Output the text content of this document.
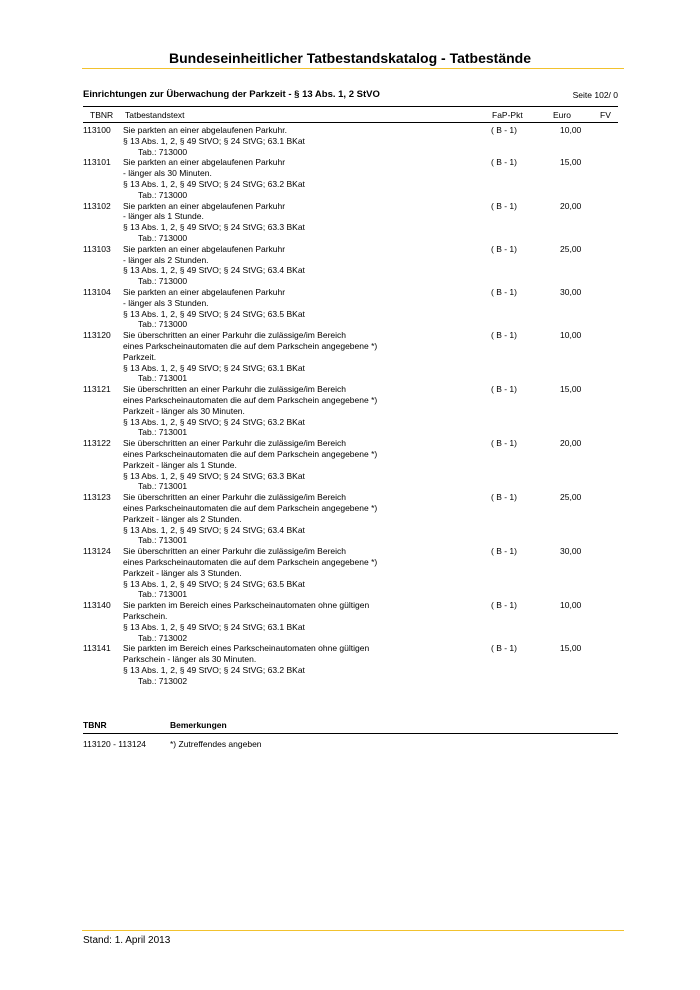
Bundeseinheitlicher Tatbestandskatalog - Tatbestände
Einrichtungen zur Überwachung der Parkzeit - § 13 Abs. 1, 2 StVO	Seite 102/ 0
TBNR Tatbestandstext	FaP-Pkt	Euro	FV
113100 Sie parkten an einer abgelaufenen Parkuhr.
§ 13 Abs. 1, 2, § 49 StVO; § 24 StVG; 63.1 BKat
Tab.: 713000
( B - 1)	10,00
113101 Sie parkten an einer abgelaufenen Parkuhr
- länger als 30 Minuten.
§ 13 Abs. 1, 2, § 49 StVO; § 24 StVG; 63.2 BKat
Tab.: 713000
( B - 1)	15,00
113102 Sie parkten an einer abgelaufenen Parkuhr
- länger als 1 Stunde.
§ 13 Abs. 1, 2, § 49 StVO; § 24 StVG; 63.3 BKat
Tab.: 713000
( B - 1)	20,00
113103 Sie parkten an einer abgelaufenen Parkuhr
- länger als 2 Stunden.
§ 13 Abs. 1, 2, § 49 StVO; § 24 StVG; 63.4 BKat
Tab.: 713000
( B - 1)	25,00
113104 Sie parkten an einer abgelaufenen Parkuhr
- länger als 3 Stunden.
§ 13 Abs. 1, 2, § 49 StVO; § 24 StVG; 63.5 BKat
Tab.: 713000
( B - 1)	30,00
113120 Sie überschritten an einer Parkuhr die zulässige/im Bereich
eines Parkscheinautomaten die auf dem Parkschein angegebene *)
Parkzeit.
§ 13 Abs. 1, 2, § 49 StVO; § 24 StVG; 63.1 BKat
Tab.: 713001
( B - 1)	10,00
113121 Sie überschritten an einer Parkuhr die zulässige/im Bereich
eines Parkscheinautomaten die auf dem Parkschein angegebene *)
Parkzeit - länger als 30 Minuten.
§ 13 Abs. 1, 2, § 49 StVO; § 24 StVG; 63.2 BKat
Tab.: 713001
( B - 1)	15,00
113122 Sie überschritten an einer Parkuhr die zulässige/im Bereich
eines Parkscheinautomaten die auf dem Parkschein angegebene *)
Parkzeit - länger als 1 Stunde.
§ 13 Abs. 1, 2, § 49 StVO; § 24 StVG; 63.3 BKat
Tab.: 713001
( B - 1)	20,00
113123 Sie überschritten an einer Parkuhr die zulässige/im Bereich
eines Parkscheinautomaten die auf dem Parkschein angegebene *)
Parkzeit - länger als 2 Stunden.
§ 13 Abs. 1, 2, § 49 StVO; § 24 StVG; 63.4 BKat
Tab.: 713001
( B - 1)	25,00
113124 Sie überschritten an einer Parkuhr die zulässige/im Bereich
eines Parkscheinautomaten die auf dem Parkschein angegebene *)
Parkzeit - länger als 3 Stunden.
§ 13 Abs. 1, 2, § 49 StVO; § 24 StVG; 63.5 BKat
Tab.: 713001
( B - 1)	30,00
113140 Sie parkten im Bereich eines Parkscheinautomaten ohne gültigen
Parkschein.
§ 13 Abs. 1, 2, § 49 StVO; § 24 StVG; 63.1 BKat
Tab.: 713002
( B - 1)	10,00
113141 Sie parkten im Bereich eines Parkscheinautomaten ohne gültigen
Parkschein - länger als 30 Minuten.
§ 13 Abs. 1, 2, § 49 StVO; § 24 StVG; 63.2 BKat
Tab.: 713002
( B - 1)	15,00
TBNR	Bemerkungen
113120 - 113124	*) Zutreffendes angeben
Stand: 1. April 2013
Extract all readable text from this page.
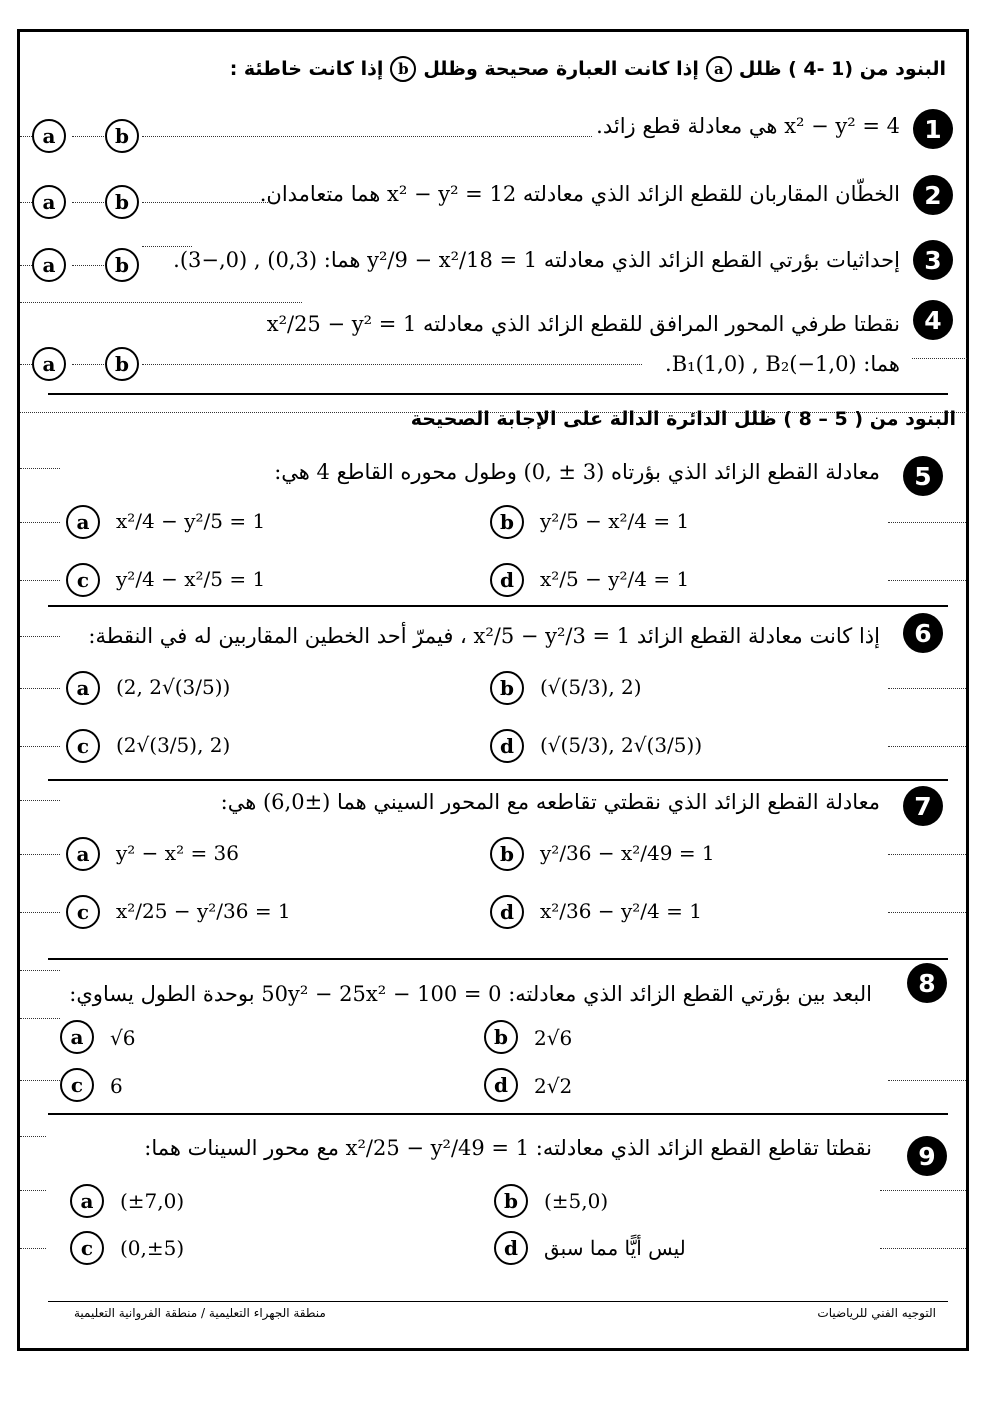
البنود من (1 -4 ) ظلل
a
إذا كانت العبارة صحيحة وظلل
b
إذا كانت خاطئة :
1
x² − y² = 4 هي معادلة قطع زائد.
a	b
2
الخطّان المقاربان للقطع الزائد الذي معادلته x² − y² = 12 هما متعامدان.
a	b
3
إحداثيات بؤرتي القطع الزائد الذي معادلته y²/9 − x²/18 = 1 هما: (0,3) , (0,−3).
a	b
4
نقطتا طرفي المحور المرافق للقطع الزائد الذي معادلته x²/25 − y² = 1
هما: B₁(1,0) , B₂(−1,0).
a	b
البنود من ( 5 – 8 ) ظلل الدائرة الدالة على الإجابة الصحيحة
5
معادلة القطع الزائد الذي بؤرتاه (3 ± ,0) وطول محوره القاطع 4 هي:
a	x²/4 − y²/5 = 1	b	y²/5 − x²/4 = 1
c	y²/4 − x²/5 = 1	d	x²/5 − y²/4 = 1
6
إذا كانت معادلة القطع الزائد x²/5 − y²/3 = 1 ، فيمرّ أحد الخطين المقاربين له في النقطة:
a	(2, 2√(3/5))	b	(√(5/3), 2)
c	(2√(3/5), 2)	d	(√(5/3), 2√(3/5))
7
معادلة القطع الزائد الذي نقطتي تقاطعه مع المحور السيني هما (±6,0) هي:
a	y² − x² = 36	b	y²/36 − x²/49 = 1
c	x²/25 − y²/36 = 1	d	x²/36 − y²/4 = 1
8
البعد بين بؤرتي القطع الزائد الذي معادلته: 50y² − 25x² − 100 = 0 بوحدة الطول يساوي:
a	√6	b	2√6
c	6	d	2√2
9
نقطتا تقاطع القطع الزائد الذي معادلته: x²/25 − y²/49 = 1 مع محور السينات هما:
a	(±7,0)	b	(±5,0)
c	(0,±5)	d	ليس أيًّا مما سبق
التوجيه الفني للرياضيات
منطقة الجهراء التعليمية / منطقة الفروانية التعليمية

___

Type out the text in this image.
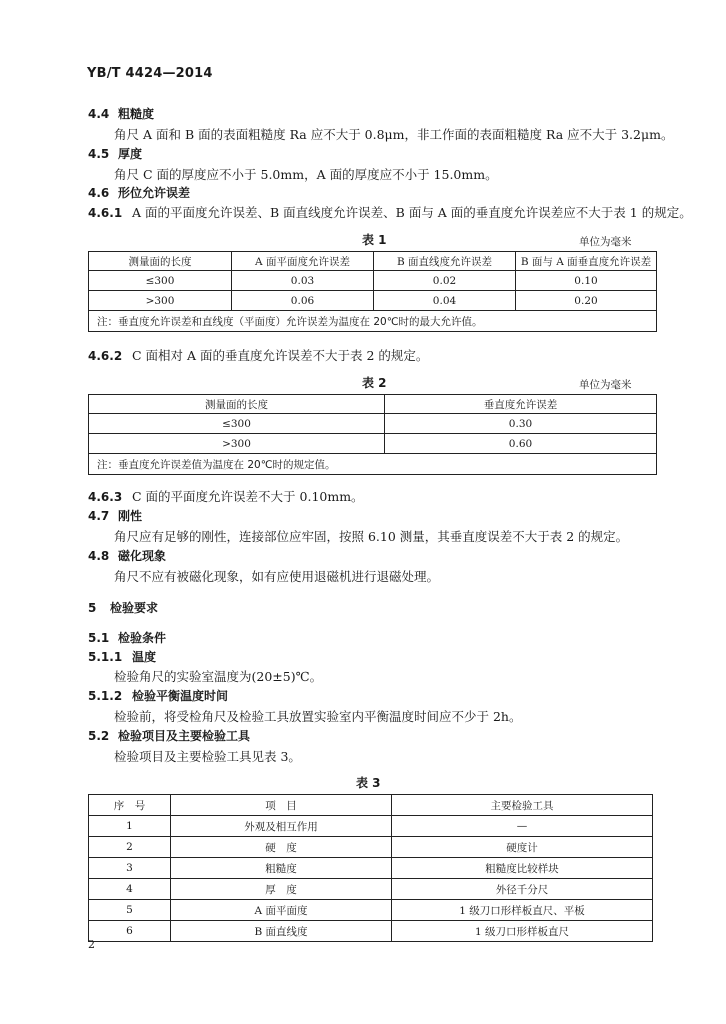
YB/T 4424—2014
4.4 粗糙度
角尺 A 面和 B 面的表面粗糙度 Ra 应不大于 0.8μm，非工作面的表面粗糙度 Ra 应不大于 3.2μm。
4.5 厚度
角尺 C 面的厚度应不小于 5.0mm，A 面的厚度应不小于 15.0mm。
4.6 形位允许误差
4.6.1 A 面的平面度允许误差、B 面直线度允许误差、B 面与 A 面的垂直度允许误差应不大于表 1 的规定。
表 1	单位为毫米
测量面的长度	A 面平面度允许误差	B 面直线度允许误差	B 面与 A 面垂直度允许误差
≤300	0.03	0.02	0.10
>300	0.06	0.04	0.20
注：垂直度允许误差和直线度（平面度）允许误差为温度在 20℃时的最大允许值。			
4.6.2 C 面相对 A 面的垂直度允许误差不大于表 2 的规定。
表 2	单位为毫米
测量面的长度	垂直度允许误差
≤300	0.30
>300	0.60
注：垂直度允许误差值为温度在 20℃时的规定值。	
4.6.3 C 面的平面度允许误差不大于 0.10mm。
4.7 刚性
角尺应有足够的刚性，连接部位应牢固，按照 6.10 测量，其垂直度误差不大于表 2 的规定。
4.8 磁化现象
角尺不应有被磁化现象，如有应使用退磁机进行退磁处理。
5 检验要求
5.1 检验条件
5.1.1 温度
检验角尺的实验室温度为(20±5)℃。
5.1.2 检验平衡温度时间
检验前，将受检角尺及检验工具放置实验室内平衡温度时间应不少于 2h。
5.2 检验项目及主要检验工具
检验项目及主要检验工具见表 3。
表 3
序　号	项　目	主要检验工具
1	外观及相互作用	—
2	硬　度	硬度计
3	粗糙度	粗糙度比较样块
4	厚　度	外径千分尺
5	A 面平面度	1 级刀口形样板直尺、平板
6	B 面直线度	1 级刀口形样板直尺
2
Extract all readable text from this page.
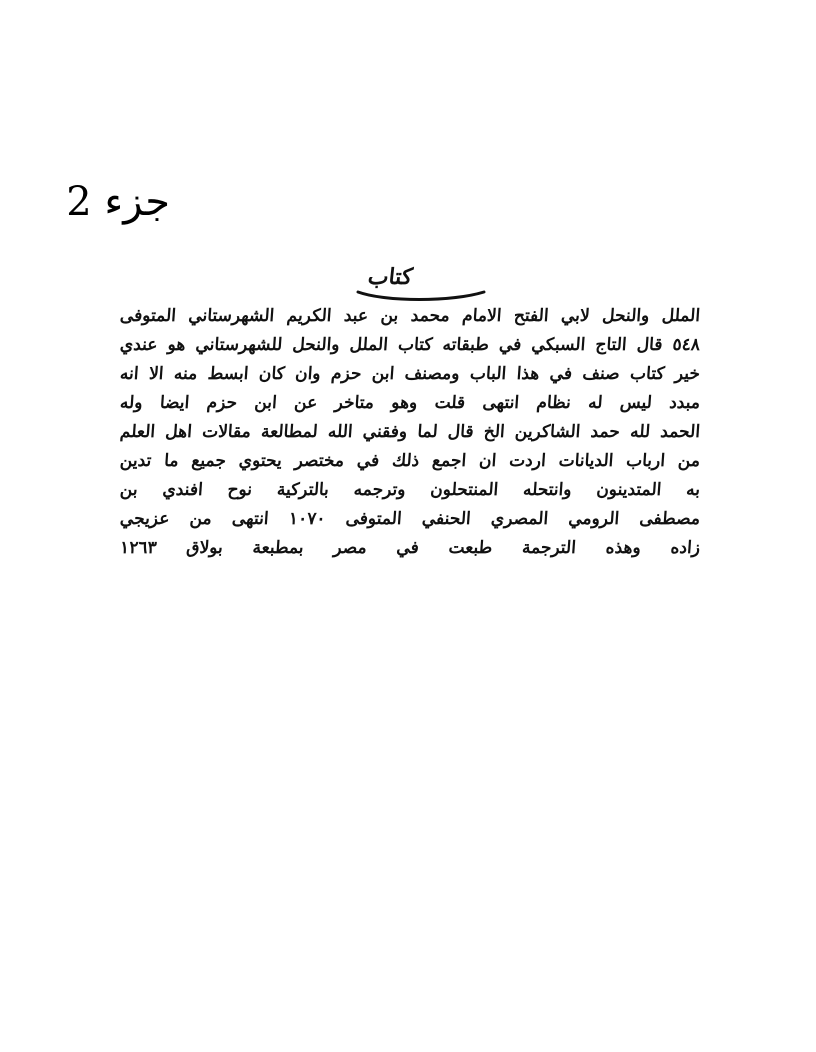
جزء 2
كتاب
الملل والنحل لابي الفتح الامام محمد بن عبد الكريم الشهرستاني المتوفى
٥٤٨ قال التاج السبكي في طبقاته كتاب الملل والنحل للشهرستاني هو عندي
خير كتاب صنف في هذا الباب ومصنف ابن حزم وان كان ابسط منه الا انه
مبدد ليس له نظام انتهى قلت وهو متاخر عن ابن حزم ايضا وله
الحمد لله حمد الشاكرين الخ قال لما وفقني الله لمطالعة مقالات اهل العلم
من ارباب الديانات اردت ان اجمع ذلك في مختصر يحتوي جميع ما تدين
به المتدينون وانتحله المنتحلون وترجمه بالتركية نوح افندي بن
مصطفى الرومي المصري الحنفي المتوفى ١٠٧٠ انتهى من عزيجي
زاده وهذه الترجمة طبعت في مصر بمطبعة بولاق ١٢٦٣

___

Given request
Find every line in the listing that holds the string "القطع", then say how many there are as a bare number.

Task output
6